> **TASK PROMPT**:
Copy out the records below with "page-title" switched to "page-heading" and everything else left unchanged.

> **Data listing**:
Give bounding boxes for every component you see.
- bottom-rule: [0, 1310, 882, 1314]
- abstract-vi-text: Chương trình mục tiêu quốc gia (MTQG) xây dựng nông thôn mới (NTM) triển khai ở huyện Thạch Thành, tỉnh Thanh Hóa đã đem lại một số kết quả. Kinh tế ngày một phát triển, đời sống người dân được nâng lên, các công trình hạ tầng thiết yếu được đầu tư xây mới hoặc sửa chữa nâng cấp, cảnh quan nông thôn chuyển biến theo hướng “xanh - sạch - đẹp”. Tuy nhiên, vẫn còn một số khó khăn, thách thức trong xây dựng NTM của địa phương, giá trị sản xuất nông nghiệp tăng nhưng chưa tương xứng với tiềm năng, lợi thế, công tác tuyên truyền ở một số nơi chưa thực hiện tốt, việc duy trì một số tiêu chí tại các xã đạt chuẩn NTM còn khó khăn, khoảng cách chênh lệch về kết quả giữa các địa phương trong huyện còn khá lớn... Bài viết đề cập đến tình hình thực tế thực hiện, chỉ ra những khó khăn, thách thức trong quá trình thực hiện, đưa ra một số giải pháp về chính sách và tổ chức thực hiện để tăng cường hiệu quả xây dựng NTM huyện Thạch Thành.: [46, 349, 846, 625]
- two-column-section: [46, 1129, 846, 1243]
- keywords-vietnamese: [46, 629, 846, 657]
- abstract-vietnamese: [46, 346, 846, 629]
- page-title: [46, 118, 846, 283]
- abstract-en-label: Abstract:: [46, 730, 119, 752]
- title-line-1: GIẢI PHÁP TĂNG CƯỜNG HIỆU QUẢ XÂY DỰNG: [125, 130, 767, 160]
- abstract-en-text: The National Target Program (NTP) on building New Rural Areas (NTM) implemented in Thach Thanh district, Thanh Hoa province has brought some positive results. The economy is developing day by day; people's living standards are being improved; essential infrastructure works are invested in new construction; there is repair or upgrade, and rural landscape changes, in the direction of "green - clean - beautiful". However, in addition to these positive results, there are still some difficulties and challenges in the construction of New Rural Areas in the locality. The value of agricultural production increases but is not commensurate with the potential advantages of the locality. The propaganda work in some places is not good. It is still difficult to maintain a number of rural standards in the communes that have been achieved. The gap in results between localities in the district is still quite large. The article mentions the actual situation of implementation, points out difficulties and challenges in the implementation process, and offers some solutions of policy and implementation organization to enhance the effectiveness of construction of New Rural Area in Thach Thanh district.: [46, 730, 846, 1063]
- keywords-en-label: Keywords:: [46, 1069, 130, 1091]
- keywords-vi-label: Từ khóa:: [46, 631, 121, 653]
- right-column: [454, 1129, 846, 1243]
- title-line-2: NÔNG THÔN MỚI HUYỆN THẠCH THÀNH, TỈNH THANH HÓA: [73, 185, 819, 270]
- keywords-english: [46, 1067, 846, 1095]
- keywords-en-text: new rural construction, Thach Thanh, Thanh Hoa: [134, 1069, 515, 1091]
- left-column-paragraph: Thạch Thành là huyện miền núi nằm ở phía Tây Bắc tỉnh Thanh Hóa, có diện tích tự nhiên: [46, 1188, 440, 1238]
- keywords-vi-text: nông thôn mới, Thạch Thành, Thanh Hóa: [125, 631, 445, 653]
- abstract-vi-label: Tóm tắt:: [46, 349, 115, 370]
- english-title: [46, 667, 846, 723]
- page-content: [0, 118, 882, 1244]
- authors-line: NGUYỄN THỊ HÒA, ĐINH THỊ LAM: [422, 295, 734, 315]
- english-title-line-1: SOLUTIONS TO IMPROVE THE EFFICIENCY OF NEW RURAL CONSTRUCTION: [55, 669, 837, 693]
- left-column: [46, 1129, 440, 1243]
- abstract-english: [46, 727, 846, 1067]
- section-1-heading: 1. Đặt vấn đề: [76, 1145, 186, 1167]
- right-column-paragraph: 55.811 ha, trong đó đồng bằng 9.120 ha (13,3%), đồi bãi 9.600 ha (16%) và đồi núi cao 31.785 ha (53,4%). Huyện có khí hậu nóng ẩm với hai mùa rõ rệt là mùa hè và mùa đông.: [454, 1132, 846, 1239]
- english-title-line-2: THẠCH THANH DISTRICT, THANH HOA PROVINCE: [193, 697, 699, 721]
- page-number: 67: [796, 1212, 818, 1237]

> **THE SOLUTION**:
Give bounding boxes for every component you see.
- bottom-rule: [0, 1310, 882, 1314]
- abstract-vi-text: Chương trình mục tiêu quốc gia (MTQG) xây dựng nông thôn mới (NTM) triển khai ở huyện Thạch Thành, tỉnh Thanh Hóa đã đem lại một số kết quả. Kinh tế ngày một phát triển, đời sống người dân được nâng lên, các công trình hạ tầng thiết yếu được đầu tư xây mới hoặc sửa chữa nâng cấp, cảnh quan nông thôn chuyển biến theo hướng “xanh - sạch - đẹp”. Tuy nhiên, vẫn còn một số khó khăn, thách thức trong xây dựng NTM của địa phương, giá trị sản xuất nông nghiệp tăng nhưng chưa tương xứng với tiềm năng, lợi thế, công tác tuyên truyền ở một số nơi chưa thực hiện tốt, việc duy trì một số tiêu chí tại các xã đạt chuẩn NTM còn khó khăn, khoảng cách chênh lệch về kết quả giữa các địa phương trong huyện còn khá lớn... Bài viết đề cập đến tình hình thực tế thực hiện, chỉ ra những khó khăn, thách thức trong quá trình thực hiện, đưa ra một số giải pháp về chính sách và tổ chức thực hiện để tăng cường hiệu quả xây dựng NTM huyện Thạch Thành.: [46, 349, 846, 625]
- two-column-section: [46, 1129, 846, 1243]
- keywords-vietnamese: [46, 629, 846, 657]
- abstract-vietnamese: [46, 346, 846, 629]
- page-heading: [46, 118, 846, 283]
- abstract-en-label: Abstract:: [46, 730, 119, 752]
- title-line-1: GIẢI PHÁP TĂNG CƯỜNG HIỆU QUẢ XÂY DỰNG: [125, 130, 767, 160]
- abstract-en-text: The National Target Program (NTP) on building New Rural Areas (NTM) implemented in Thach Thanh district, Thanh Hoa province has brought some positive results. The economy is developing day by day; people's living standards are being improved; essential infrastructure works are invested in new construction; there is repair or upgrade, and rural landscape changes, in the direction of "green - clean - beautiful". However, in addition to these positive results, there are still some difficulties and challenges in the construction of New Rural Areas in the locality. The value of agricultural production increases but is not commensurate with the potential advantages of the locality. The propaganda work in some places is not good. It is still difficult to maintain a number of rural standards in the communes that have been achieved. The gap in results between localities in the district is still quite large. The article mentions the actual situation of implementation, points out difficulties and challenges in the implementation process, and offers some solutions of policy and implementation organization to enhance the effectiveness of construction of New Rural Area in Thach Thanh district.: [46, 730, 846, 1063]
- keywords-en-label: Keywords:: [46, 1069, 130, 1091]
- keywords-vi-label: Từ khóa:: [46, 631, 121, 653]
- right-column: [454, 1129, 846, 1243]
- title-line-2: NÔNG THÔN MỚI HUYỆN THẠCH THÀNH, TỈNH THANH HÓA: [73, 185, 819, 270]
- keywords-english: [46, 1067, 846, 1095]
- keywords-en-text: new rural construction, Thach Thanh, Thanh Hoa: [134, 1069, 515, 1091]
- left-column-paragraph: Thạch Thành là huyện miền núi nằm ở phía Tây Bắc tỉnh Thanh Hóa, có diện tích tự nhiên: [46, 1188, 440, 1238]
- keywords-vi-text: nông thôn mới, Thạch Thành, Thanh Hóa: [125, 631, 445, 653]
- abstract-vi-label: Tóm tắt:: [46, 349, 115, 370]
- english-title: [46, 667, 846, 723]
- page-content: [0, 118, 882, 1244]
- authors-line: NGUYỄN THỊ HÒA, ĐINH THỊ LAM: [422, 295, 734, 315]
- english-title-line-1: SOLUTIONS TO IMPROVE THE EFFICIENCY OF NEW RURAL CONSTRUCTION: [55, 669, 837, 693]
- left-column: [46, 1129, 440, 1243]
- abstract-english: [46, 727, 846, 1067]
- section-1-heading: 1. Đặt vấn đề: [76, 1145, 186, 1167]
- right-column-paragraph: 55.811 ha, trong đó đồng bằng 9.120 ha (13,3%), đồi bãi 9.600 ha (16%) và đồi núi cao 31.785 ha (53,4%). Huyện có khí hậu nóng ẩm với hai mùa rõ rệt là mùa hè và mùa đông.: [454, 1132, 846, 1239]
- english-title-line-2: THẠCH THANH DISTRICT, THANH HOA PROVINCE: [193, 697, 699, 721]
- page-number: 67: [796, 1212, 818, 1237]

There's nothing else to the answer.